Data records:

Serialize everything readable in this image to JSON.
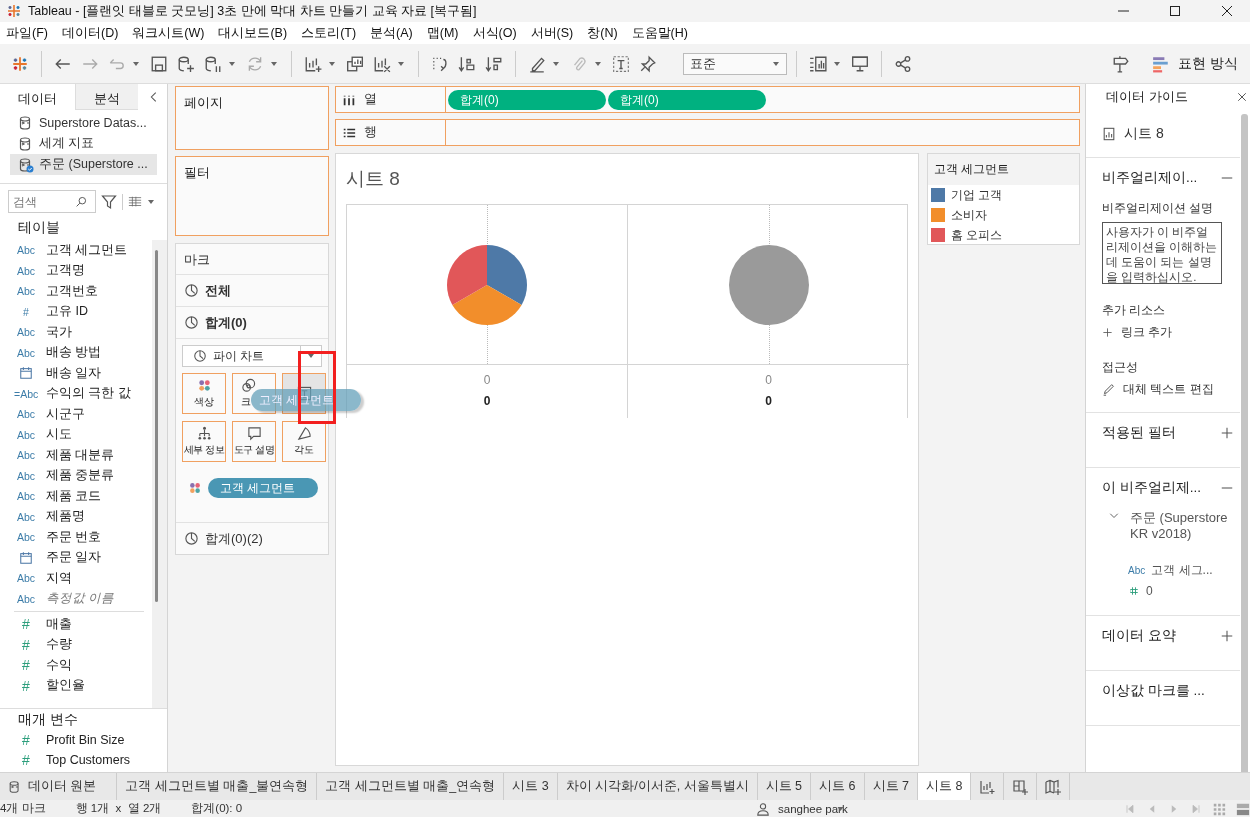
{
  "window": {
    "title": "Tableau - [플랜잇 태블로 굿모닝] 3초 만에 막대 차트 만들기 교육 자료 [복구됨]"
  },
  "menu": [
    "파일(F)",
    "데이터(D)",
    "워크시트(W)",
    "대시보드(B)",
    "스토리(T)",
    "분석(A)",
    "맵(M)",
    "서식(O)",
    "서버(S)",
    "창(N)",
    "도움말(H)"
  ],
  "toolbar": {
    "fit_dropdown": "표준",
    "show_me": "표현 방식"
  },
  "data_pane": {
    "tabs": [
      {
        "label": "데이터",
        "selected": true
      },
      {
        "label": "분석",
        "selected": false
      }
    ],
    "sources": [
      {
        "name": "Superstore Datas...",
        "selected": false
      },
      {
        "name": "세계 지표",
        "selected": false
      },
      {
        "name": "주문 (Superstore ...",
        "selected": true
      }
    ],
    "search": {
      "placeholder": "검색"
    },
    "tables_title": "테이블",
    "fields": [
      {
        "kind": "text",
        "measure": false,
        "mark": "Abc",
        "name": "고객 세그먼트",
        "italic": false
      },
      {
        "kind": "text",
        "measure": false,
        "mark": "Abc",
        "name": "고객명",
        "italic": false
      },
      {
        "kind": "text",
        "measure": false,
        "mark": "Abc",
        "name": "고객번호",
        "italic": false
      },
      {
        "kind": "text",
        "measure": false,
        "mark": "#",
        "name": "고유 ID",
        "italic": false
      },
      {
        "kind": "text",
        "measure": false,
        "mark": "Abc",
        "name": "국가",
        "italic": false
      },
      {
        "kind": "text",
        "measure": false,
        "mark": "Abc",
        "name": "배송 방법",
        "italic": false
      },
      {
        "kind": "date",
        "measure": false,
        "name": "배송 일자",
        "italic": false
      },
      {
        "kind": "text",
        "measure": false,
        "mark": "=Abc",
        "name": "수익의 극한 값",
        "italic": false
      },
      {
        "kind": "text",
        "measure": false,
        "mark": "Abc",
        "name": "시군구",
        "italic": false
      },
      {
        "kind": "text",
        "measure": false,
        "mark": "Abc",
        "name": "시도",
        "italic": false
      },
      {
        "kind": "text",
        "measure": false,
        "mark": "Abc",
        "name": "제품 대분류",
        "italic": false
      },
      {
        "kind": "text",
        "measure": false,
        "mark": "Abc",
        "name": "제품 중분류",
        "italic": false
      },
      {
        "kind": "text",
        "measure": false,
        "mark": "Abc",
        "name": "제품 코드",
        "italic": false
      },
      {
        "kind": "text",
        "measure": false,
        "mark": "Abc",
        "name": "제품명",
        "italic": false
      },
      {
        "kind": "text",
        "measure": false,
        "mark": "Abc",
        "name": "주문 번호",
        "italic": false
      },
      {
        "kind": "date",
        "measure": false,
        "name": "주문 일자",
        "italic": false
      },
      {
        "kind": "text",
        "measure": false,
        "mark": "Abc",
        "name": "지역",
        "italic": false
      },
      {
        "kind": "text",
        "measure": false,
        "mark": "Abc",
        "name": "측정값 이름",
        "italic": true
      },
      {
        "kind": "separator"
      },
      {
        "kind": "text",
        "measure": true,
        "mark": "#",
        "name": "매출",
        "italic": false
      },
      {
        "kind": "text",
        "measure": true,
        "mark": "#",
        "name": "수량",
        "italic": false
      },
      {
        "kind": "text",
        "measure": true,
        "mark": "#",
        "name": "수익",
        "italic": false
      },
      {
        "kind": "text",
        "measure": true,
        "mark": "#",
        "name": "할인율",
        "italic": false
      }
    ],
    "parameters_title": "매개 변수",
    "parameters": [
      {
        "mark": "#",
        "name": "Profit Bin Size"
      },
      {
        "mark": "#",
        "name": "Top Customers"
      }
    ]
  },
  "shelves": {
    "pages": "페이지",
    "filters": "필터",
    "columns": {
      "label": "열",
      "pills": [
        "합계(0)",
        "합계(0)"
      ]
    },
    "rows": {
      "label": "행"
    }
  },
  "marks": {
    "title": "마크",
    "all_card": "전체",
    "active_card": {
      "label": "합계(0)",
      "mark_type": "파이 차트",
      "buttons": [
        {
          "kind": "color",
          "label": "색상"
        },
        {
          "kind": "size",
          "label": "크"
        },
        {
          "kind": "label"
        },
        {
          "kind": "detail",
          "label": "세부 정보"
        },
        {
          "kind": "tooltip",
          "label": "도구 설명"
        },
        {
          "kind": "angle",
          "label": "각도"
        }
      ],
      "encodings": [
        {
          "kind": "color",
          "field": "고객 세그먼트"
        }
      ]
    },
    "other_cards": [
      "합계(0)(2)"
    ],
    "drag_pill": "고객 세그먼트"
  },
  "view": {
    "title": "시트 8",
    "columns": [
      {
        "kind": "pie",
        "axis_value": "0",
        "total": "0"
      },
      {
        "kind": "circle",
        "axis_value": "0",
        "total": "0"
      }
    ],
    "legend": {
      "title": "고객 세그먼트",
      "items": [
        {
          "label": "기업 고객",
          "color": "#4e79a7"
        },
        {
          "label": "소비자",
          "color": "#f28e2b"
        },
        {
          "label": "홈 오피스",
          "color": "#e15759"
        }
      ]
    }
  },
  "guide": {
    "title": "데이터 가이드",
    "sheet": "시트 8",
    "sections": [
      {
        "kind": "viz",
        "title": "비주얼리제이...",
        "expanded": true,
        "description_label": "비주얼리제이션 설명",
        "description_placeholder": "사용자가 이 비주얼리제이션을 이해하는 데 도움이 되는 설명을 입력하십시오.",
        "resources_title": "추가 리소스",
        "add_link": "링크 추가",
        "accessibility_title": "접근성",
        "alt_text": "대체 텍스트 편집"
      },
      {
        "kind": "collapsible",
        "title": "적용된 필터",
        "expanded": false
      },
      {
        "kind": "fields",
        "title": "이 비주얼리제...",
        "expanded": true,
        "tree": [
          {
            "label": "주문 (Superstore KR v2018)",
            "expanded": true,
            "children": [
              {
                "kind": "text",
                "mark": "Abc",
                "label": "고객 세그..."
              },
              {
                "kind": "measure",
                "label": "0"
              }
            ]
          }
        ]
      },
      {
        "kind": "collapsible",
        "title": "데이터 요약",
        "expanded": false
      },
      {
        "kind": "plain",
        "title": "이상값 마크를 ..."
      }
    ]
  },
  "sheet_tabs": {
    "data_source": "데이터 원본",
    "tabs": [
      {
        "label": "고객 세그먼트별 매출_불연속형",
        "selected": false
      },
      {
        "label": "고객 세그먼트별 매출_연속형",
        "selected": false
      },
      {
        "label": "시트 3",
        "selected": false
      },
      {
        "label": "차이 시각화/이서준, 서울특별시",
        "selected": false
      },
      {
        "label": "시트 5",
        "selected": false
      },
      {
        "label": "시트 6",
        "selected": false
      },
      {
        "label": "시트 7",
        "selected": false
      },
      {
        "label": "시트 8",
        "selected": true
      }
    ]
  },
  "status": {
    "items": [
      "4개 마크",
      "행 1개  x  열 2개",
      "합계(0): 0"
    ],
    "user": "sanghee park"
  }
}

REQUIRED TASK. Write out all the entries word for word, but skip any images.

REPLY TO THE EXERCISE.
Serialize everything readable in this image to JSON.
{
  "window": {
    "title": "Tableau - [플랜잇 태블로 굿모닝] 3초 만에 막대 차트 만들기 교육 자료 [복구됨]"
  },
  "menu": [
    "파일(F)",
    "데이터(D)",
    "워크시트(W)",
    "대시보드(B)",
    "스토리(T)",
    "분석(A)",
    "맵(M)",
    "서식(O)",
    "서버(S)",
    "창(N)",
    "도움말(H)"
  ],
  "toolbar": {
    "fit_dropdown": "표준",
    "show_me": "표현 방식"
  },
  "data_pane": {
    "tabs": [
      {
        "label": "데이터",
        "selected": true
      },
      {
        "label": "분석",
        "selected": false
      }
    ],
    "sources": [
      {
        "name": "Superstore Datas...",
        "selected": false
      },
      {
        "name": "세계 지표",
        "selected": false
      },
      {
        "name": "주문 (Superstore ...",
        "selected": true
      }
    ],
    "search": {
      "placeholder": "검색"
    },
    "tables_title": "테이블",
    "fields": [
      {
        "kind": "text",
        "measure": false,
        "mark": "Abc",
        "name": "고객 세그먼트",
        "italic": false
      },
      {
        "kind": "text",
        "measure": false,
        "mark": "Abc",
        "name": "고객명",
        "italic": false
      },
      {
        "kind": "text",
        "measure": false,
        "mark": "Abc",
        "name": "고객번호",
        "italic": false
      },
      {
        "kind": "text",
        "measure": false,
        "mark": "#",
        "name": "고유 ID",
        "italic": false
      },
      {
        "kind": "text",
        "measure": false,
        "mark": "Abc",
        "name": "국가",
        "italic": false
      },
      {
        "kind": "text",
        "measure": false,
        "mark": "Abc",
        "name": "배송 방법",
        "italic": false
      },
      {
        "kind": "date",
        "measure": false,
        "name": "배송 일자",
        "italic": false
      },
      {
        "kind": "text",
        "measure": false,
        "mark": "=Abc",
        "name": "수익의 극한 값",
        "italic": false
      },
      {
        "kind": "text",
        "measure": false,
        "mark": "Abc",
        "name": "시군구",
        "italic": false
      },
      {
        "kind": "text",
        "measure": false,
        "mark": "Abc",
        "name": "시도",
        "italic": false
      },
      {
        "kind": "text",
        "measure": false,
        "mark": "Abc",
        "name": "제품 대분류",
        "italic": false
      },
      {
        "kind": "text",
        "measure": false,
        "mark": "Abc",
        "name": "제품 중분류",
        "italic": false
      },
      {
        "kind": "text",
        "measure": false,
        "mark": "Abc",
        "name": "제품 코드",
        "italic": false
      },
      {
        "kind": "text",
        "measure": false,
        "mark": "Abc",
        "name": "제품명",
        "italic": false
      },
      {
        "kind": "text",
        "measure": false,
        "mark": "Abc",
        "name": "주문 번호",
        "italic": false
      },
      {
        "kind": "date",
        "measure": false,
        "name": "주문 일자",
        "italic": false
      },
      {
        "kind": "text",
        "measure": false,
        "mark": "Abc",
        "name": "지역",
        "italic": false
      },
      {
        "kind": "text",
        "measure": false,
        "mark": "Abc",
        "name": "측정값 이름",
        "italic": true
      },
      {
        "kind": "separator"
      },
      {
        "kind": "text",
        "measure": true,
        "mark": "#",
        "name": "매출",
        "italic": false
      },
      {
        "kind": "text",
        "measure": true,
        "mark": "#",
        "name": "수량",
        "italic": false
      },
      {
        "kind": "text",
        "measure": true,
        "mark": "#",
        "name": "수익",
        "italic": false
      },
      {
        "kind": "text",
        "measure": true,
        "mark": "#",
        "name": "할인율",
        "italic": false
      }
    ],
    "parameters_title": "매개 변수",
    "parameters": [
      {
        "mark": "#",
        "name": "Profit Bin Size"
      },
      {
        "mark": "#",
        "name": "Top Customers"
      }
    ]
  },
  "shelves": {
    "pages": "페이지",
    "filters": "필터",
    "columns": {
      "label": "열",
      "pills": [
        "합계(0)",
        "합계(0)"
      ]
    },
    "rows": {
      "label": "행"
    }
  },
  "marks": {
    "title": "마크",
    "all_card": "전체",
    "active_card": {
      "label": "합계(0)",
      "mark_type": "파이 차트",
      "buttons": [
        {
          "kind": "color",
          "label": "색상"
        },
        {
          "kind": "size",
          "label": "크"
        },
        {
          "kind": "label"
        },
        {
          "kind": "detail",
          "label": "세부 정보"
        },
        {
          "kind": "tooltip",
          "label": "도구 설명"
        },
        {
          "kind": "angle",
          "label": "각도"
        }
      ],
      "encodings": [
        {
          "kind": "color",
          "field": "고객 세그먼트"
        }
      ]
    },
    "other_cards": [
      "합계(0)(2)"
    ],
    "drag_pill": "고객 세그먼트"
  },
  "view": {
    "title": "시트 8",
    "columns": [
      {
        "kind": "pie",
        "axis_value": "0",
        "total": "0"
      },
      {
        "kind": "circle",
        "axis_value": "0",
        "total": "0"
      }
    ],
    "legend": {
      "title": "고객 세그먼트",
      "items": [
        {
          "label": "기업 고객",
          "color": "#4e79a7"
        },
        {
          "label": "소비자",
          "color": "#f28e2b"
        },
        {
          "label": "홈 오피스",
          "color": "#e15759"
        }
      ]
    }
  },
  "guide": {
    "title": "데이터 가이드",
    "sheet": "시트 8",
    "sections": [
      {
        "kind": "viz",
        "title": "비주얼리제이...",
        "expanded": true,
        "description_label": "비주얼리제이션 설명",
        "description_placeholder": "사용자가 이 비주얼리제이션을 이해하는 데 도움이 되는 설명을 입력하십시오.",
        "resources_title": "추가 리소스",
        "add_link": "링크 추가",
        "accessibility_title": "접근성",
        "alt_text": "대체 텍스트 편집"
      },
      {
        "kind": "collapsible",
        "title": "적용된 필터",
        "expanded": false
      },
      {
        "kind": "fields",
        "title": "이 비주얼리제...",
        "expanded": true,
        "tree": [
          {
            "label": "주문 (Superstore KR v2018)",
            "expanded": true,
            "children": [
              {
                "kind": "text",
                "mark": "Abc",
                "label": "고객 세그..."
              },
              {
                "kind": "measure",
                "label": "0"
              }
            ]
          }
        ]
      },
      {
        "kind": "collapsible",
        "title": "데이터 요약",
        "expanded": false
      },
      {
        "kind": "plain",
        "title": "이상값 마크를 ..."
      }
    ]
  },
  "sheet_tabs": {
    "data_source": "데이터 원본",
    "tabs": [
      {
        "label": "고객 세그먼트별 매출_불연속형",
        "selected": false
      },
      {
        "label": "고객 세그먼트별 매출_연속형",
        "selected": false
      },
      {
        "label": "시트 3",
        "selected": false
      },
      {
        "label": "차이 시각화/이서준, 서울특별시",
        "selected": false
      },
      {
        "label": "시트 5",
        "selected": false
      },
      {
        "label": "시트 6",
        "selected": false
      },
      {
        "label": "시트 7",
        "selected": false
      },
      {
        "label": "시트 8",
        "selected": true
      }
    ]
  },
  "status": {
    "items": [
      "4개 마크",
      "행 1개  x  열 2개",
      "합계(0): 0"
    ],
    "user": "sanghee park"
  }
}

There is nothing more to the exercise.